== WRITTEN PROBLEM ==
Return, unchanged, the stretch of the listing from its first line through the line that contains "list-item: • Upcoming".

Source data
--- Start ---
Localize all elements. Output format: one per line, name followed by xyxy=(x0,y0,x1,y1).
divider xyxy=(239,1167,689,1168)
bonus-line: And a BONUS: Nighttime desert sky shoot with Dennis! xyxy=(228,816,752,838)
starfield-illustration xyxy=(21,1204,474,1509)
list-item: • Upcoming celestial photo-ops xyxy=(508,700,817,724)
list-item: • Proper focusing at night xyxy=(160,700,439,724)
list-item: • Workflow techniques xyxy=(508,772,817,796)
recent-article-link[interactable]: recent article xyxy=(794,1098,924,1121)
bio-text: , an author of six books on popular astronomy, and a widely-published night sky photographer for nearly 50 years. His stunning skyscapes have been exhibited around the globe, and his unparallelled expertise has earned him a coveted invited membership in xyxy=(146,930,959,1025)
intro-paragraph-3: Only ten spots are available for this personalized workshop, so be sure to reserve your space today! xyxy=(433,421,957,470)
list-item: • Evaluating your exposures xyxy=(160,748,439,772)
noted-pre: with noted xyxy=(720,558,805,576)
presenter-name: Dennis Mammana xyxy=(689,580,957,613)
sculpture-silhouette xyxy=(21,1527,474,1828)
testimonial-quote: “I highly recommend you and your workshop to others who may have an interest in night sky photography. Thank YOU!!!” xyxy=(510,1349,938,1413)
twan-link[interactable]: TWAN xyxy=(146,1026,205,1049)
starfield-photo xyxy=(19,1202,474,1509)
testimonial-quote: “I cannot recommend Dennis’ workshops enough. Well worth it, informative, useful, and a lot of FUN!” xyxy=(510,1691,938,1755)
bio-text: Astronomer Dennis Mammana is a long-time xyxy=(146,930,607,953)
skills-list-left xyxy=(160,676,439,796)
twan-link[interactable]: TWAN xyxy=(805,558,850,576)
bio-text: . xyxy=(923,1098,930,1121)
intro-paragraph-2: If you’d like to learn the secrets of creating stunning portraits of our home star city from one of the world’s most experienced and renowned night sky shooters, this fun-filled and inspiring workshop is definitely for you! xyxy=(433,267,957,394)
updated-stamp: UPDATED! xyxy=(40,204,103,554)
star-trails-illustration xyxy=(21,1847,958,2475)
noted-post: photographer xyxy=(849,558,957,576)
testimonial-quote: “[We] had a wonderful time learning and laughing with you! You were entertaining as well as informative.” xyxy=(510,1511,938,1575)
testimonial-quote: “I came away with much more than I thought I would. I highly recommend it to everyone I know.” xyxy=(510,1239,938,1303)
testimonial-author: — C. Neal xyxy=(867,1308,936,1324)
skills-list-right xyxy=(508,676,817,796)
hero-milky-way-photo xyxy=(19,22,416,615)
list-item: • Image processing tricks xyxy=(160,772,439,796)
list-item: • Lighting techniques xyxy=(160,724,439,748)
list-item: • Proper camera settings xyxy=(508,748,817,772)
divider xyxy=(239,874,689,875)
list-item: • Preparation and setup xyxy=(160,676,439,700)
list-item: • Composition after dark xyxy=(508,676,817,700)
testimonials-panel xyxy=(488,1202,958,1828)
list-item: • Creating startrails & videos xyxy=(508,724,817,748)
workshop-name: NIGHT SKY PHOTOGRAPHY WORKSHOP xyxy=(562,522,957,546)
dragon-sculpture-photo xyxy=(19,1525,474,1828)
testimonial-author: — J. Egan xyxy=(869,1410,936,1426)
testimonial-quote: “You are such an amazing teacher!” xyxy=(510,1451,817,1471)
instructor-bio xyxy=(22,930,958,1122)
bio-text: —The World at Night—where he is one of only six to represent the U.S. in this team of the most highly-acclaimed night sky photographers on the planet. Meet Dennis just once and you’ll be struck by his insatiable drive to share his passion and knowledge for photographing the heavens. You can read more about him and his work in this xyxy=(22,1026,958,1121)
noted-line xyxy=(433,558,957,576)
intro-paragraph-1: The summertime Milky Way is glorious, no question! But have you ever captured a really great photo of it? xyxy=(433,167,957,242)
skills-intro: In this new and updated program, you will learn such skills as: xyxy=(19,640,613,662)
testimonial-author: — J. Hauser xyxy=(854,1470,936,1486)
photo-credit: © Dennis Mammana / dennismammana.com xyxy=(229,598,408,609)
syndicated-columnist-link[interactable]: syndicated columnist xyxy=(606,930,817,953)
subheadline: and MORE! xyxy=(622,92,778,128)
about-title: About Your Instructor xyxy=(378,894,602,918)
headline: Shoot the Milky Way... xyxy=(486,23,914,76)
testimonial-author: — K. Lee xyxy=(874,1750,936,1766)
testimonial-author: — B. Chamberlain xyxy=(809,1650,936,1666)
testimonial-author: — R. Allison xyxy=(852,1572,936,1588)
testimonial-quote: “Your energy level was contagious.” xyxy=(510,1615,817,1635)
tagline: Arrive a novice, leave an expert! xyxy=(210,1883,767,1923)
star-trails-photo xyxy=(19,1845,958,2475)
--- End ---
== ANSWER ==
Localize all elements. Output format: one per line, name followed by xyxy=(x0,y0,x1,y1).
divider xyxy=(239,1167,689,1168)
bonus-line: And a BONUS: Nighttime desert sky shoot with Dennis! xyxy=(228,816,752,838)
starfield-illustration xyxy=(21,1204,474,1509)
list-item: • Upcoming celestial photo-ops xyxy=(508,700,817,724)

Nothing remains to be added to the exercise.